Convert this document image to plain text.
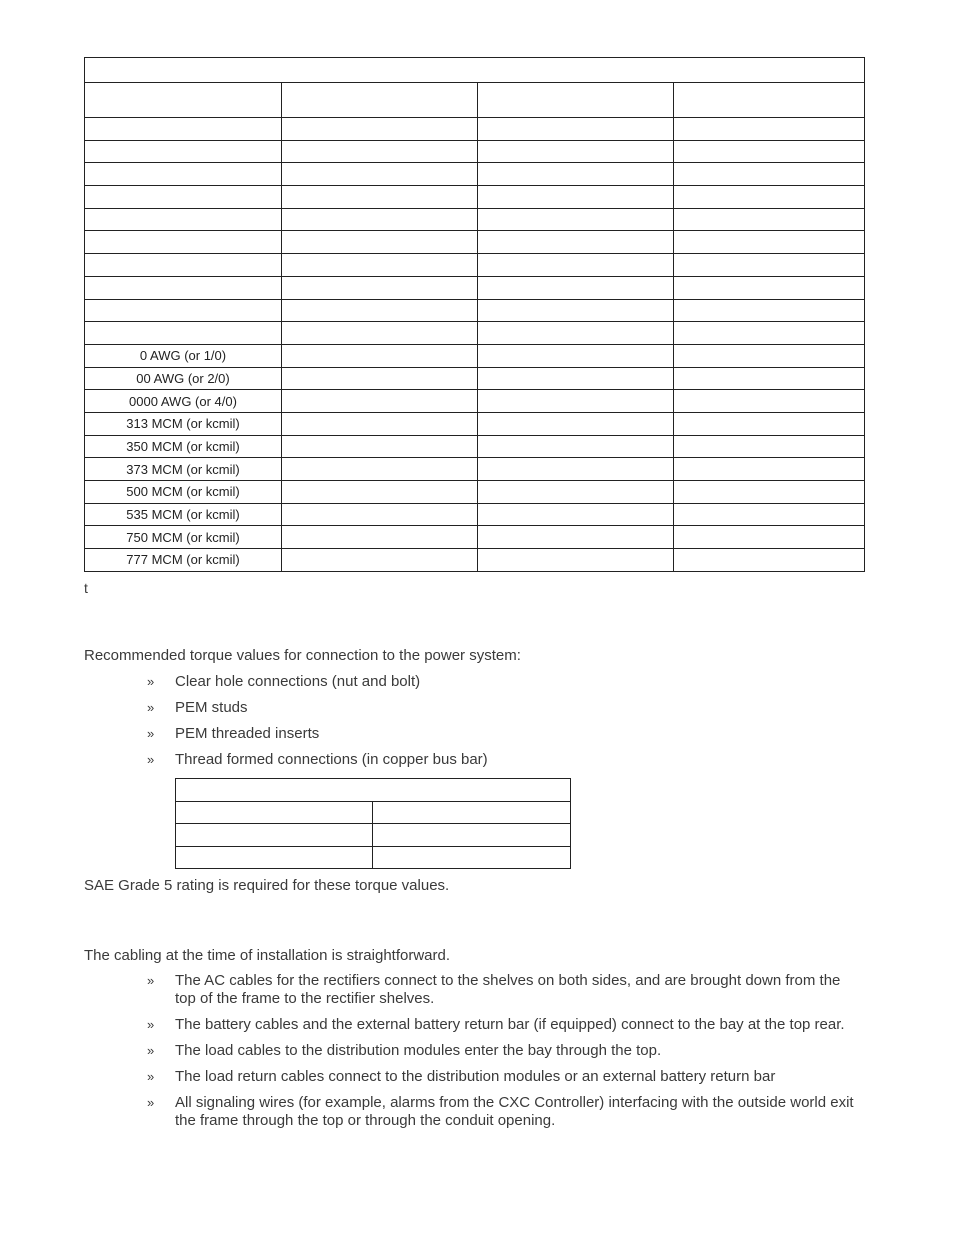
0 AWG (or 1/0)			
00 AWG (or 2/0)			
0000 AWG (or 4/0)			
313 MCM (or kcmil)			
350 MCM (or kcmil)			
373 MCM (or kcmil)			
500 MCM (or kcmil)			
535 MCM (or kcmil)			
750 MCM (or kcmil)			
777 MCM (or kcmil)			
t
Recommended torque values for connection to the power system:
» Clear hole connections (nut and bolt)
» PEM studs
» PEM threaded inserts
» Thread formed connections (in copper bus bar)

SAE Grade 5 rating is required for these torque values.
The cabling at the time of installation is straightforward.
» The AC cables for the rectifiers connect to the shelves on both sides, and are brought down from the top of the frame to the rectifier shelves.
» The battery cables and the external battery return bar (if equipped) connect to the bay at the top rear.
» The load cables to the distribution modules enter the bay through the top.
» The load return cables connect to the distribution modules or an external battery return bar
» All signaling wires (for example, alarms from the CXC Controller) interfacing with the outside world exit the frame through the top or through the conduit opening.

====================

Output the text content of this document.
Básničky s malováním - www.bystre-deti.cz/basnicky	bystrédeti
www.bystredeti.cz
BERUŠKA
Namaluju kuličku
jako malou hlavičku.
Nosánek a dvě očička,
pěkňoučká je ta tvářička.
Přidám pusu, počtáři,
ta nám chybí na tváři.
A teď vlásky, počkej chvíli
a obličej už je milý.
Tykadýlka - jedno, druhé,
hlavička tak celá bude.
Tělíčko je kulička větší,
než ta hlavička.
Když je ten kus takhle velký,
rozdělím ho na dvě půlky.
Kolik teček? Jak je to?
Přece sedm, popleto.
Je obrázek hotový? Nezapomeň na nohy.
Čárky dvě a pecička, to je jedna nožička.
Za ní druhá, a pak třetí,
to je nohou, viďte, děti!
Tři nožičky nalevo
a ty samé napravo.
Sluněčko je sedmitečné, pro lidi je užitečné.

====================

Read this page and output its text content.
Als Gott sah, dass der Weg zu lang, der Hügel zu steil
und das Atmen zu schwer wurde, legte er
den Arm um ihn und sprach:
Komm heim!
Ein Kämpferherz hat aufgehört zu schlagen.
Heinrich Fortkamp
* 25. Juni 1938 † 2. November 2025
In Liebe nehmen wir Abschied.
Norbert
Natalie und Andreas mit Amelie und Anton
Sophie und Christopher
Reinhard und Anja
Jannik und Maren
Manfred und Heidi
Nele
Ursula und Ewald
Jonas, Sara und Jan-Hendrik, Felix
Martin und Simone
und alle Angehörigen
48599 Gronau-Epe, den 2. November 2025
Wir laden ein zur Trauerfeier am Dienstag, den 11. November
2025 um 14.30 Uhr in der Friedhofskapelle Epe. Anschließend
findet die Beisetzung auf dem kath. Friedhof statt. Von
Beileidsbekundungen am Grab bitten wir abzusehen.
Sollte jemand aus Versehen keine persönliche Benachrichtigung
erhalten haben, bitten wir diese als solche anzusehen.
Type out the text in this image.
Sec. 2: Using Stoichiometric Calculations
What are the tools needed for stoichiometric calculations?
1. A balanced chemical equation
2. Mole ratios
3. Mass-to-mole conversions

====================

* What to do *
Every line in the data that holds "connections" should be copied out.

* Result *
» Clear hole connections (nut and bolt)
» Thread formed connections (in copper bus bar)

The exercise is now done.